═══ Items

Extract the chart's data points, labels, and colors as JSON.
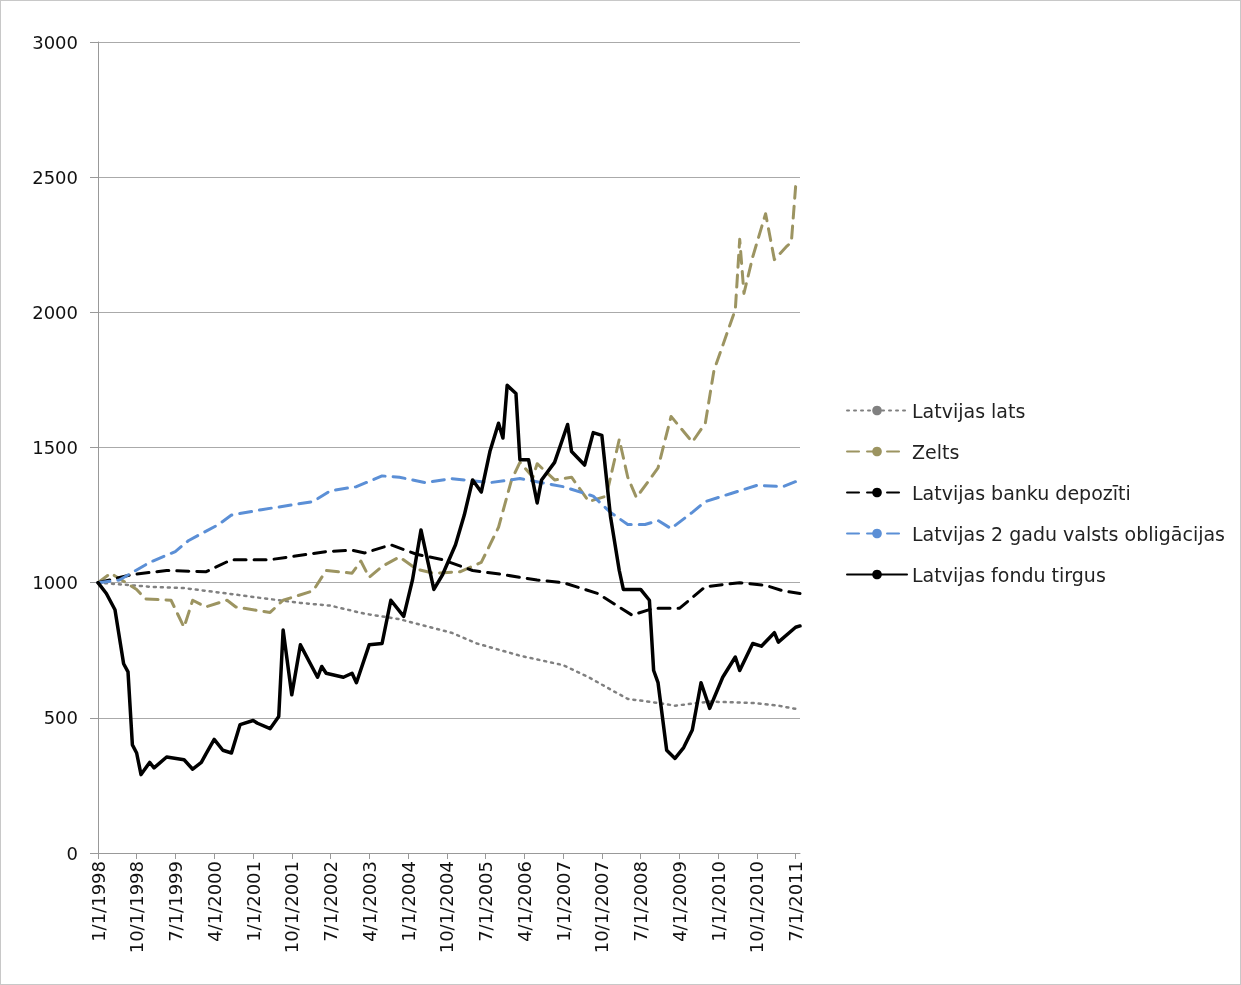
{
  "chart_data": {
    "type": "line",
    "grid": "y",
    "legend": "right",
    "marker": "none",
    "xlim": [
      "1998-01-01",
      "2011-08-01"
    ],
    "xticks": [
      {
        "value": "1998-01-01",
        "label": "1/1/1998"
      },
      {
        "value": "1998-10-01",
        "label": "10/1/1998"
      },
      {
        "value": "1999-07-01",
        "label": "7/1/1999"
      },
      {
        "value": "2000-04-01",
        "label": "4/1/2000"
      },
      {
        "value": "2001-01-01",
        "label": "1/1/2001"
      },
      {
        "value": "2001-10-01",
        "label": "10/1/2001"
      },
      {
        "value": "2002-07-01",
        "label": "7/1/2002"
      },
      {
        "value": "2003-04-01",
        "label": "4/1/2003"
      },
      {
        "value": "2004-01-01",
        "label": "1/1/2004"
      },
      {
        "value": "2004-10-01",
        "label": "10/1/2004"
      },
      {
        "value": "2005-07-01",
        "label": "7/1/2005"
      },
      {
        "value": "2006-04-01",
        "label": "4/1/2006"
      },
      {
        "value": "2007-01-01",
        "label": "1/1/2007"
      },
      {
        "value": "2007-10-01",
        "label": "10/1/2007"
      },
      {
        "value": "2008-07-01",
        "label": "7/1/2008"
      },
      {
        "value": "2009-04-01",
        "label": "4/1/2009"
      },
      {
        "value": "2010-01-01",
        "label": "1/1/2010"
      },
      {
        "value": "2010-10-01",
        "label": "10/1/2010"
      },
      {
        "value": "2011-07-01",
        "label": "7/1/2011"
      }
    ],
    "ylim": [
      0,
      3000
    ],
    "yticks": [
      0,
      500,
      1000,
      1500,
      2000,
      2500,
      3000
    ],
    "series": [
      {
        "name": "Latvijas lats",
        "color": "#808080",
        "line_style": "dotted",
        "x": [
          "1998-01",
          "1999-01",
          "1999-09",
          "2000-07",
          "2001-02",
          "2001-12",
          "2002-07",
          "2003-03",
          "2003-11",
          "2004-11",
          "2005-05",
          "2006-03",
          "2007-01",
          "2007-07",
          "2007-12",
          "2008-04",
          "2008-11",
          "2009-03",
          "2009-11",
          "2010-09",
          "2011-03",
          "2011-08"
        ],
        "values": [
          1000,
          985,
          980,
          960,
          945,
          925,
          915,
          885,
          865,
          815,
          775,
          730,
          695,
          650,
          605,
          570,
          555,
          545,
          560,
          555,
          545,
          530
        ]
      },
      {
        "name": "Zelts",
        "color": "#9c9461",
        "line_style": "dashed",
        "x": [
          "1998-01",
          "1998-04",
          "1998-10",
          "1998-12",
          "1999-06",
          "1999-09",
          "1999-11",
          "2000-02",
          "2000-07",
          "2000-09",
          "2001-05",
          "2001-08",
          "2002-03",
          "2002-06",
          "2002-12",
          "2003-02",
          "2003-04",
          "2003-07",
          "2003-11",
          "2004-03",
          "2004-07",
          "2005-01",
          "2005-06",
          "2005-10",
          "2006-01",
          "2006-03",
          "2006-06",
          "2006-07",
          "2006-11",
          "2007-03",
          "2007-07",
          "2007-11",
          "2008-02",
          "2008-04",
          "2008-06",
          "2008-09",
          "2008-11",
          "2009-02",
          "2009-07",
          "2009-10",
          "2009-12",
          "2010-05",
          "2010-06",
          "2010-07",
          "2010-09",
          "2010-12",
          "2011-02",
          "2011-05",
          "2011-06",
          "2011-07"
        ],
        "values": [
          1000,
          1035,
          975,
          940,
          935,
          835,
          935,
          910,
          935,
          910,
          890,
          935,
          970,
          1045,
          1035,
          1080,
          1020,
          1060,
          1095,
          1050,
          1035,
          1040,
          1075,
          1205,
          1380,
          1445,
          1390,
          1440,
          1380,
          1390,
          1300,
          1320,
          1530,
          1390,
          1315,
          1380,
          1425,
          1615,
          1520,
          1590,
          1785,
          2010,
          2270,
          2070,
          2205,
          2365,
          2195,
          2245,
          2260,
          2465
        ]
      },
      {
        "name": "Latvijas banku depozīti",
        "color": "#000000",
        "line_style": "dashed",
        "x": [
          "1998-01",
          "1998-09",
          "1999-05",
          "2000-02",
          "2000-08",
          "2001-05",
          "2002-06",
          "2002-12",
          "2003-03",
          "2003-09",
          "2004-03",
          "2004-09",
          "2005-04",
          "2005-11",
          "2006-07",
          "2007-01",
          "2007-09",
          "2008-05",
          "2008-10",
          "2009-04",
          "2009-10",
          "2010-06",
          "2010-12",
          "2011-04",
          "2011-08"
        ],
        "values": [
          1000,
          1030,
          1045,
          1040,
          1085,
          1085,
          1115,
          1120,
          1110,
          1140,
          1105,
          1085,
          1045,
          1030,
          1010,
          1000,
          960,
          880,
          905,
          905,
          985,
          1000,
          990,
          970,
          960
        ]
      },
      {
        "name": "Latvijas 2 gadu valsts obligācijas",
        "color": "#5b8fd6",
        "line_style": "dashed",
        "x": [
          "1998-01",
          "1998-06",
          "1999-01",
          "1999-07",
          "1999-10",
          "2000-05",
          "2000-08",
          "2001-03",
          "2002-03",
          "2002-07",
          "2003-01",
          "2003-07",
          "2003-11",
          "2004-05",
          "2004-11",
          "2005-08",
          "2006-03",
          "2007-01",
          "2007-08",
          "2007-12",
          "2008-04",
          "2008-08",
          "2008-11",
          "2009-02",
          "2009-07",
          "2009-10",
          "2010-04",
          "2010-10",
          "2011-04",
          "2011-08"
        ],
        "values": [
          1000,
          1010,
          1075,
          1115,
          1155,
          1215,
          1250,
          1270,
          1300,
          1340,
          1355,
          1395,
          1390,
          1370,
          1385,
          1370,
          1385,
          1355,
          1320,
          1260,
          1215,
          1215,
          1230,
          1200,
          1260,
          1300,
          1330,
          1360,
          1355,
          1380
        ]
      },
      {
        "name": "Latvijas fondu tirgus",
        "color": "#000000",
        "line_style": "solid",
        "x": [
          "1998-01",
          "1998-03",
          "1998-05",
          "1998-07",
          "1998-08",
          "1998-09",
          "1998-10",
          "1998-11",
          "1999-01",
          "1999-02",
          "1999-05",
          "1999-09",
          "1999-11",
          "2000-01",
          "2000-02",
          "2000-04",
          "2000-06",
          "2000-08",
          "2000-10",
          "2001-01",
          "2001-02",
          "2001-05",
          "2001-07",
          "2001-08",
          "2001-10",
          "2001-12",
          "2002-04",
          "2002-05",
          "2002-06",
          "2002-10",
          "2002-12",
          "2003-01",
          "2003-04",
          "2003-07",
          "2003-09",
          "2003-12",
          "2004-02",
          "2004-04",
          "2004-07",
          "2004-09",
          "2004-12",
          "2005-02",
          "2005-04",
          "2005-06",
          "2005-08",
          "2005-10",
          "2005-11",
          "2005-12",
          "2006-02",
          "2006-03",
          "2006-05",
          "2006-07",
          "2006-08",
          "2006-11",
          "2007-02",
          "2007-03",
          "2007-06",
          "2007-08",
          "2007-10",
          "2007-12",
          "2008-02",
          "2008-03",
          "2008-07",
          "2008-09",
          "2008-10",
          "2008-11",
          "2009-01",
          "2009-03",
          "2009-05",
          "2009-07",
          "2009-09",
          "2009-11",
          "2010-02",
          "2010-05",
          "2010-06",
          "2010-09",
          "2010-11",
          "2011-02",
          "2011-03",
          "2011-07",
          "2011-08"
        ],
        "values": [
          1000,
          960,
          900,
          700,
          670,
          400,
          370,
          290,
          335,
          315,
          355,
          345,
          310,
          335,
          365,
          420,
          380,
          370,
          475,
          490,
          480,
          460,
          505,
          825,
          585,
          770,
          650,
          690,
          665,
          650,
          665,
          630,
          770,
          775,
          935,
          875,
          1010,
          1195,
          975,
          1030,
          1140,
          1250,
          1380,
          1335,
          1485,
          1590,
          1535,
          1730,
          1700,
          1455,
          1455,
          1295,
          1380,
          1445,
          1585,
          1485,
          1435,
          1555,
          1545,
          1245,
          1045,
          975,
          975,
          935,
          675,
          630,
          380,
          350,
          390,
          455,
          630,
          535,
          650,
          725,
          675,
          775,
          765,
          815,
          780,
          835,
          840
        ]
      }
    ]
  }
}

══════

__What you are asked to do__. Copy every line of the listing where the word "name" appears.

__Complete response__.
        "name": "Latvijas lats",
        "name": "Zelts",
        "name": "Latvijas banku depozīti",
        "name": "Latvijas 2 gadu valsts obligācijas",
        "name": "Latvijas fondu tirgus",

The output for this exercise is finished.